» **The problem**
Show every line below where "xlabel" can be found.

» **Records supplied**
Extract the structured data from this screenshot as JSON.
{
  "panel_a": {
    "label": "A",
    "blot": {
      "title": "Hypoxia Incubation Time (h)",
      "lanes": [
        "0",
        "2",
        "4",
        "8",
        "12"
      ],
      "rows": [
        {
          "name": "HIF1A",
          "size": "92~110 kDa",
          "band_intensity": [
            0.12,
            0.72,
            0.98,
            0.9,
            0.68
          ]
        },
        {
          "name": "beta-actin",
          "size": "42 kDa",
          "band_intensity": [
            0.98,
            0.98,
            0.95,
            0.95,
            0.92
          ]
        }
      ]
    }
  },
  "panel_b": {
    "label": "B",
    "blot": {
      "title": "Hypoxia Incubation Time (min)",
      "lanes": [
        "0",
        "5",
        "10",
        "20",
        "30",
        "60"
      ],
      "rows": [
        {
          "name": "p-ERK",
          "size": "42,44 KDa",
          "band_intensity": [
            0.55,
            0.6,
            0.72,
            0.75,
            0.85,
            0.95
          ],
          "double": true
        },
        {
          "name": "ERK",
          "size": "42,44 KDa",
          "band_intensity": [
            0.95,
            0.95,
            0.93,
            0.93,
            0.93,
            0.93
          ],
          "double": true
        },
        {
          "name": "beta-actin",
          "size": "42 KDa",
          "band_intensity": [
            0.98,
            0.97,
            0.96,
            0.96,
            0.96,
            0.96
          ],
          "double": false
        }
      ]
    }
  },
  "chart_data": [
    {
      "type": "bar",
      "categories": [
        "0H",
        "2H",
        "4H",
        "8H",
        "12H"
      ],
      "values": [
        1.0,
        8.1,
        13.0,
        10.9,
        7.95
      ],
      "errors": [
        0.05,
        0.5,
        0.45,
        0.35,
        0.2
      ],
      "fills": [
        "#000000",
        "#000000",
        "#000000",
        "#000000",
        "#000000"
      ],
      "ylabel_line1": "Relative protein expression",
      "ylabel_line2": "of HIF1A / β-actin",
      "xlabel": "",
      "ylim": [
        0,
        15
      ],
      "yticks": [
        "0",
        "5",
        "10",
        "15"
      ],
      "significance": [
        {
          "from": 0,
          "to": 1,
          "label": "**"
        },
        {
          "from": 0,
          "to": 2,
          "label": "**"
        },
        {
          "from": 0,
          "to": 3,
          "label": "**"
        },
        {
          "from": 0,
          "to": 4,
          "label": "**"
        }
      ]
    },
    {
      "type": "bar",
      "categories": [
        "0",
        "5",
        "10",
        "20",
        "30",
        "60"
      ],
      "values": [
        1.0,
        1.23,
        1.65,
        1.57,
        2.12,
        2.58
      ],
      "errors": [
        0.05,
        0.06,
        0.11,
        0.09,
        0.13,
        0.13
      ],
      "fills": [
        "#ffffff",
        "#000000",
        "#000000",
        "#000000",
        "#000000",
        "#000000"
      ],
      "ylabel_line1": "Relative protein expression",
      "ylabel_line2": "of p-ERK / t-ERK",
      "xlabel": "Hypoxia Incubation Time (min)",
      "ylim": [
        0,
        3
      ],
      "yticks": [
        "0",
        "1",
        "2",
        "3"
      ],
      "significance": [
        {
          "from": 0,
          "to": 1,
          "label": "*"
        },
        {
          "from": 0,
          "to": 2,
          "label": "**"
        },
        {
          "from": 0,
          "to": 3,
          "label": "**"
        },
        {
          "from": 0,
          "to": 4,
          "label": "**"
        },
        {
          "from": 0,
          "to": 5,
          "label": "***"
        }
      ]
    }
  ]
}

» **Response to the task**
      "xlabel": "",
      "xlabel": "Hypoxia Incubation Time (min)",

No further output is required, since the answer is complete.